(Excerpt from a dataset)
+++
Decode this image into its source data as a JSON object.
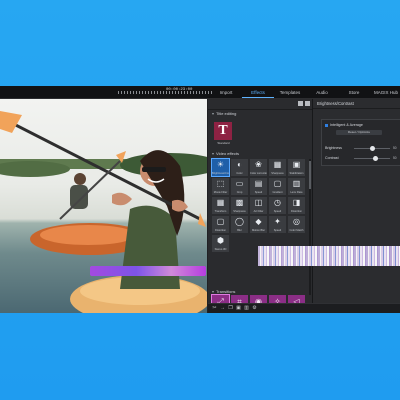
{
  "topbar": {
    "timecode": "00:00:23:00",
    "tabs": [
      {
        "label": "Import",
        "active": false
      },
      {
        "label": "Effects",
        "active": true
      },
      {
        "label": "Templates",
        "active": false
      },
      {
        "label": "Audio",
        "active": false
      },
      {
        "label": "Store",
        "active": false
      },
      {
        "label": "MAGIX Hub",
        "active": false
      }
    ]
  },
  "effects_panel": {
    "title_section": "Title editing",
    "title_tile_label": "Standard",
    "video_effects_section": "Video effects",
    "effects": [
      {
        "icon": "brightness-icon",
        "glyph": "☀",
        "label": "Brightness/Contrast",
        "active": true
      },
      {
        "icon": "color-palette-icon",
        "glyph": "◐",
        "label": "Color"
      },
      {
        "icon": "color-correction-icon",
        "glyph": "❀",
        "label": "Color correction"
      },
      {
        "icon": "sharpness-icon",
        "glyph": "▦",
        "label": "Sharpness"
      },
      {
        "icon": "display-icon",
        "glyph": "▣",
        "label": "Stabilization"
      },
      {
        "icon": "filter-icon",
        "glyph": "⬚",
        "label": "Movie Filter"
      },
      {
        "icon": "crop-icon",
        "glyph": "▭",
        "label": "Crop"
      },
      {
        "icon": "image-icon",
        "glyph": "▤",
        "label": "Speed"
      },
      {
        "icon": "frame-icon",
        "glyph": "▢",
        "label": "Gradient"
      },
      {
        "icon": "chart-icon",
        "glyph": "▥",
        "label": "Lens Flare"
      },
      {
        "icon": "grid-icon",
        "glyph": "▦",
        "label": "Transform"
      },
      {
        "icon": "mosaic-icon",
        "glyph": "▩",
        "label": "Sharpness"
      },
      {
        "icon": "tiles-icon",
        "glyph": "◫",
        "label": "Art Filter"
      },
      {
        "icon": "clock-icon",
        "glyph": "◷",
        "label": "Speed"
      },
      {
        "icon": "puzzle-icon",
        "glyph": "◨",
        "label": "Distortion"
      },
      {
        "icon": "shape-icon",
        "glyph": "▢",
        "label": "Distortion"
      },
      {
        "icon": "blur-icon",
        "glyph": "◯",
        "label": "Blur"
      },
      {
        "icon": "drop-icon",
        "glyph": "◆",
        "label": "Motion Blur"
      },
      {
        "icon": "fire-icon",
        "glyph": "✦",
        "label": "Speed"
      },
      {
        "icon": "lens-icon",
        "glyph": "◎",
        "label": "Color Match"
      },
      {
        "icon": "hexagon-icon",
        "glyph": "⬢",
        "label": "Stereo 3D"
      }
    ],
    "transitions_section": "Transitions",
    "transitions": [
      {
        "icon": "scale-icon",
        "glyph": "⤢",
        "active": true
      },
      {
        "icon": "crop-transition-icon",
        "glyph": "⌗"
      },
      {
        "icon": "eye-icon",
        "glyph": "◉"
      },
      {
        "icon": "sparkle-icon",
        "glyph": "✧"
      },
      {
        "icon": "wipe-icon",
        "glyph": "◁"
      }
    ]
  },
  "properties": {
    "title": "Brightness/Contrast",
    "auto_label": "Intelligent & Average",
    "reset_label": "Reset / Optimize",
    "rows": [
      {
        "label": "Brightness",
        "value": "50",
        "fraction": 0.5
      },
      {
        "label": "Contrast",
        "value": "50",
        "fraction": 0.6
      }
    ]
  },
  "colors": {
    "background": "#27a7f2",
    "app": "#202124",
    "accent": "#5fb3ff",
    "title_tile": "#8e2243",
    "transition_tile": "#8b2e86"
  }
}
+++
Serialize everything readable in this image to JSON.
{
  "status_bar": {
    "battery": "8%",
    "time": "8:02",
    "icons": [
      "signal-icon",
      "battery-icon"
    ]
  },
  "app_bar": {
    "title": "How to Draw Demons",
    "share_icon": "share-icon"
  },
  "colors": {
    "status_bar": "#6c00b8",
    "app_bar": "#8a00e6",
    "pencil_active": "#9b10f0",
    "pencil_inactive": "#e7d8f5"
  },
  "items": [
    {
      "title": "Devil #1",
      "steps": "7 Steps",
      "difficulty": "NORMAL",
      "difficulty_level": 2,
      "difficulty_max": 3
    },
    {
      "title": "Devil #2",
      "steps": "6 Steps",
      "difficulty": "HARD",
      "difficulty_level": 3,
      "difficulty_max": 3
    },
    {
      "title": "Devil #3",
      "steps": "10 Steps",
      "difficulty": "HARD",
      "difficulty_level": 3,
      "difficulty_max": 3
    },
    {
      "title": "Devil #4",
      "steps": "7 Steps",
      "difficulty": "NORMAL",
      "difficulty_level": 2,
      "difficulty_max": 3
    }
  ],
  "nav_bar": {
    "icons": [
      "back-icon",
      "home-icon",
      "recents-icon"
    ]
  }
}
+++
▶ [Written request] Pull out every line above that holds the word "correction".

▶ [Response for this exercise]
        "icon": "color-correction-icon",
        "label": "Color correction"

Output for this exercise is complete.